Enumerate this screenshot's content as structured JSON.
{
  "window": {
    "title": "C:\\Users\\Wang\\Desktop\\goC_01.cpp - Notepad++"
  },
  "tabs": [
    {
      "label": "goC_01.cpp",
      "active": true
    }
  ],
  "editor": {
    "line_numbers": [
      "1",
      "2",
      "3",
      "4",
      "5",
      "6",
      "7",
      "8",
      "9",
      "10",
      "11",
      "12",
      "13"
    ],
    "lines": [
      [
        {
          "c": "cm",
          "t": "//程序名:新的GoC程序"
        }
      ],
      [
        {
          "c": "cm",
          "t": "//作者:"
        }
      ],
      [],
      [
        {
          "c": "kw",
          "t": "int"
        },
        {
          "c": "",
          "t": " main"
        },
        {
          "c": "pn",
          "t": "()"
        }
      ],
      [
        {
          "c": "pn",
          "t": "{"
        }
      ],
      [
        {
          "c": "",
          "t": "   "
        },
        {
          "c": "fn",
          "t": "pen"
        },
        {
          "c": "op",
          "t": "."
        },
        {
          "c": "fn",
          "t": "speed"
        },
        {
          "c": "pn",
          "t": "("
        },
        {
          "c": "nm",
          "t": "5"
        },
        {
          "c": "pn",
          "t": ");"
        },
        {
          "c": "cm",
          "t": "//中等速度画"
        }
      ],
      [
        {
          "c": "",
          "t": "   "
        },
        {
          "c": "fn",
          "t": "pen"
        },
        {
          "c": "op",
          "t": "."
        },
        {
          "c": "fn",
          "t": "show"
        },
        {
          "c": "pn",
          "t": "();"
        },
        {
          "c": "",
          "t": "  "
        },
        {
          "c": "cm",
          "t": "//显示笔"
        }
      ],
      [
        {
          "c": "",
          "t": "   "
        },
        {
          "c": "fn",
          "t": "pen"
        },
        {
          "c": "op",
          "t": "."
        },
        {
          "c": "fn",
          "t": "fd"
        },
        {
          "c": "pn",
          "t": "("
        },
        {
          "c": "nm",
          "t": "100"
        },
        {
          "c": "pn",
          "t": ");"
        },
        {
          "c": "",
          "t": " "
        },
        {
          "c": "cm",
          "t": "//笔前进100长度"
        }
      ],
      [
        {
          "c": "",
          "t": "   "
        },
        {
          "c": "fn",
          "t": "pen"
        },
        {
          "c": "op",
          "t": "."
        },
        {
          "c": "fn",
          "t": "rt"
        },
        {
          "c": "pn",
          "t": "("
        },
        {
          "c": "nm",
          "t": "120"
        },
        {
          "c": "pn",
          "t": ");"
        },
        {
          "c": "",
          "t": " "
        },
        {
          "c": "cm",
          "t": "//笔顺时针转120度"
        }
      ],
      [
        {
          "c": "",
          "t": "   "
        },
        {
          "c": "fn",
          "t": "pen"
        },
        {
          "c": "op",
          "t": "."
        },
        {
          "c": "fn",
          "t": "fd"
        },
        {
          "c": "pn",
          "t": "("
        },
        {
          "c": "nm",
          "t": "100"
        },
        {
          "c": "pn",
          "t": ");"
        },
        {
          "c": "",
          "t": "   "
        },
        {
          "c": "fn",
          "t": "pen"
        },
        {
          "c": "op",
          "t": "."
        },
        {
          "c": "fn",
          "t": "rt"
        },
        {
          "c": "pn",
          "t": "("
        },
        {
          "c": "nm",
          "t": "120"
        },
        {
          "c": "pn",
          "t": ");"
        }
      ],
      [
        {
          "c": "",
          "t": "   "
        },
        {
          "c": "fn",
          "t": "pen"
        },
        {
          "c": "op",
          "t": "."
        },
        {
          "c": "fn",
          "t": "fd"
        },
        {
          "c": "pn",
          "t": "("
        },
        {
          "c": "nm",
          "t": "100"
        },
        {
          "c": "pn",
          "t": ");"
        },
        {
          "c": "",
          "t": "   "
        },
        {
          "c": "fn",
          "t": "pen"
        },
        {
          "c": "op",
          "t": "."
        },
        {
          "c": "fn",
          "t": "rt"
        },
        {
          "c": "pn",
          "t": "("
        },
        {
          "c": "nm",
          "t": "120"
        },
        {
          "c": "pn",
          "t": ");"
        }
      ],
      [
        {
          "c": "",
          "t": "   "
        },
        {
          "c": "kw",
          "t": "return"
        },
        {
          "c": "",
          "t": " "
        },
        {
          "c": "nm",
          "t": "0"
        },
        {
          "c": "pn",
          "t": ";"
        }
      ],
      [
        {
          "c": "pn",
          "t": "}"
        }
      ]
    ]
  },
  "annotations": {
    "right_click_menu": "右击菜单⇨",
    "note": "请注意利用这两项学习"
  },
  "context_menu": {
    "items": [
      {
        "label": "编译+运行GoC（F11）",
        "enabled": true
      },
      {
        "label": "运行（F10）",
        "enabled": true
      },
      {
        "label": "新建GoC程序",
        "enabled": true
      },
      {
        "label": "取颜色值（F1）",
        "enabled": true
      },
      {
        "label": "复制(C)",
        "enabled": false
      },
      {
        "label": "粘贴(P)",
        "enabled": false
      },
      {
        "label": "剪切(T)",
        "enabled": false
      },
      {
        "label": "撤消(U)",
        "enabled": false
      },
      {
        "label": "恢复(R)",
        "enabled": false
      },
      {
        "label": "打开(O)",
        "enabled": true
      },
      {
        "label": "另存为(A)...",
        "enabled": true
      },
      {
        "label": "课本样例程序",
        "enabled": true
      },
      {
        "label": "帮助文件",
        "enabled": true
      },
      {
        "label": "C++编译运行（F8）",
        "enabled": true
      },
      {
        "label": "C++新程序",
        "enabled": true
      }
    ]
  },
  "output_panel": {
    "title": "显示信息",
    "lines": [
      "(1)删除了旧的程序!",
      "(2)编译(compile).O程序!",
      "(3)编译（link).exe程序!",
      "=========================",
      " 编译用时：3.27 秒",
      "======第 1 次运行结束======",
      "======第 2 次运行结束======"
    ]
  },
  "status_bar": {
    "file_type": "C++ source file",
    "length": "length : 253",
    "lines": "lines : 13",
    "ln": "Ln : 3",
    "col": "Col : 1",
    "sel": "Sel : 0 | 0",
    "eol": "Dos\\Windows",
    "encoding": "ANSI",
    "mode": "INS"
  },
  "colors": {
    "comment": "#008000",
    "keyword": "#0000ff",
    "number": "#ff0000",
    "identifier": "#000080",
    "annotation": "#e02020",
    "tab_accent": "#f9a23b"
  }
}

> INSTRUCTIONS FOR THE TASK
Every entry should be printed again exactly as written.

> TASK ANSWER
Enumerate this screenshot's content as structured JSON.
{
  "window": {
    "title": "C:\\Users\\Wang\\Desktop\\goC_01.cpp - Notepad++"
  },
  "tabs": [
    {
      "label": "goC_01.cpp",
      "active": true
    }
  ],
  "editor": {
    "line_numbers": [
      "1",
      "2",
      "3",
      "4",
      "5",
      "6",
      "7",
      "8",
      "9",
      "10",
      "11",
      "12",
      "13"
    ],
    "lines": [
      [
        {
          "c": "cm",
          "t": "//程序名:新的GoC程序"
        }
      ],
      [
        {
          "c": "cm",
          "t": "//作者:"
        }
      ],
      [],
      [
        {
          "c": "kw",
          "t": "int"
        },
        {
          "c": "",
          "t": " main"
        },
        {
          "c": "pn",
          "t": "()"
        }
      ],
      [
        {
          "c": "pn",
          "t": "{"
        }
      ],
      [
        {
          "c": "",
          "t": "   "
        },
        {
          "c": "fn",
          "t": "pen"
        },
        {
          "c": "op",
          "t": "."
        },
        {
          "c": "fn",
          "t": "speed"
        },
        {
          "c": "pn",
          "t": "("
        },
        {
          "c": "nm",
          "t": "5"
        },
        {
          "c": "pn",
          "t": ");"
        },
        {
          "c": "cm",
          "t": "//中等速度画"
        }
      ],
      [
        {
          "c": "",
          "t": "   "
        },
        {
          "c": "fn",
          "t": "pen"
        },
        {
          "c": "op",
          "t": "."
        },
        {
          "c": "fn",
          "t": "show"
        },
        {
          "c": "pn",
          "t": "();"
        },
        {
          "c": "",
          "t": "  "
        },
        {
          "c": "cm",
          "t": "//显示笔"
        }
      ],
      [
        {
          "c": "",
          "t": "   "
        },
        {
          "c": "fn",
          "t": "pen"
        },
        {
          "c": "op",
          "t": "."
        },
        {
          "c": "fn",
          "t": "fd"
        },
        {
          "c": "pn",
          "t": "("
        },
        {
          "c": "nm",
          "t": "100"
        },
        {
          "c": "pn",
          "t": ");"
        },
        {
          "c": "",
          "t": " "
        },
        {
          "c": "cm",
          "t": "//笔前进100长度"
        }
      ],
      [
        {
          "c": "",
          "t": "   "
        },
        {
          "c": "fn",
          "t": "pen"
        },
        {
          "c": "op",
          "t": "."
        },
        {
          "c": "fn",
          "t": "rt"
        },
        {
          "c": "pn",
          "t": "("
        },
        {
          "c": "nm",
          "t": "120"
        },
        {
          "c": "pn",
          "t": ");"
        },
        {
          "c": "",
          "t": " "
        },
        {
          "c": "cm",
          "t": "//笔顺时针转120度"
        }
      ],
      [
        {
          "c": "",
          "t": "   "
        },
        {
          "c": "fn",
          "t": "pen"
        },
        {
          "c": "op",
          "t": "."
        },
        {
          "c": "fn",
          "t": "fd"
        },
        {
          "c": "pn",
          "t": "("
        },
        {
          "c": "nm",
          "t": "100"
        },
        {
          "c": "pn",
          "t": ");"
        },
        {
          "c": "",
          "t": "   "
        },
        {
          "c": "fn",
          "t": "pen"
        },
        {
          "c": "op",
          "t": "."
        },
        {
          "c": "fn",
          "t": "rt"
        },
        {
          "c": "pn",
          "t": "("
        },
        {
          "c": "nm",
          "t": "120"
        },
        {
          "c": "pn",
          "t": ");"
        }
      ],
      [
        {
          "c": "",
          "t": "   "
        },
        {
          "c": "fn",
          "t": "pen"
        },
        {
          "c": "op",
          "t": "."
        },
        {
          "c": "fn",
          "t": "fd"
        },
        {
          "c": "pn",
          "t": "("
        },
        {
          "c": "nm",
          "t": "100"
        },
        {
          "c": "pn",
          "t": ");"
        },
        {
          "c": "",
          "t": "   "
        },
        {
          "c": "fn",
          "t": "pen"
        },
        {
          "c": "op",
          "t": "."
        },
        {
          "c": "fn",
          "t": "rt"
        },
        {
          "c": "pn",
          "t": "("
        },
        {
          "c": "nm",
          "t": "120"
        },
        {
          "c": "pn",
          "t": ");"
        }
      ],
      [
        {
          "c": "",
          "t": "   "
        },
        {
          "c": "kw",
          "t": "return"
        },
        {
          "c": "",
          "t": " "
        },
        {
          "c": "nm",
          "t": "0"
        },
        {
          "c": "pn",
          "t": ";"
        }
      ],
      [
        {
          "c": "pn",
          "t": "}"
        }
      ]
    ]
  },
  "annotations": {
    "right_click_menu": "右击菜单⇨",
    "note": "请注意利用这两项学习"
  },
  "context_menu": {
    "items": [
      {
        "label": "编译+运行GoC（F11）",
        "enabled": true
      },
      {
        "label": "运行（F10）",
        "enabled": true
      },
      {
        "label": "新建GoC程序",
        "enabled": true
      },
      {
        "label": "取颜色值（F1）",
        "enabled": true
      },
      {
        "label": "复制(C)",
        "enabled": false
      },
      {
        "label": "粘贴(P)",
        "enabled": false
      },
      {
        "label": "剪切(T)",
        "enabled": false
      },
      {
        "label": "撤消(U)",
        "enabled": false
      },
      {
        "label": "恢复(R)",
        "enabled": false
      },
      {
        "label": "打开(O)",
        "enabled": true
      },
      {
        "label": "另存为(A)...",
        "enabled": true
      },
      {
        "label": "课本样例程序",
        "enabled": true
      },
      {
        "label": "帮助文件",
        "enabled": true
      },
      {
        "label": "C++编译运行（F8）",
        "enabled": true
      },
      {
        "label": "C++新程序",
        "enabled": true
      }
    ]
  },
  "output_panel": {
    "title": "显示信息",
    "lines": [
      "(1)删除了旧的程序!",
      "(2)编译(compile).O程序!",
      "(3)编译（link).exe程序!",
      "=========================",
      " 编译用时：3.27 秒",
      "======第 1 次运行结束======",
      "======第 2 次运行结束======"
    ]
  },
  "status_bar": {
    "file_type": "C++ source file",
    "length": "length : 253",
    "lines": "lines : 13",
    "ln": "Ln : 3",
    "col": "Col : 1",
    "sel": "Sel : 0 | 0",
    "eol": "Dos\\Windows",
    "encoding": "ANSI",
    "mode": "INS"
  },
  "colors": {
    "comment": "#008000",
    "keyword": "#0000ff",
    "number": "#ff0000",
    "identifier": "#000080",
    "annotation": "#e02020",
    "tab_accent": "#f9a23b"
  }
}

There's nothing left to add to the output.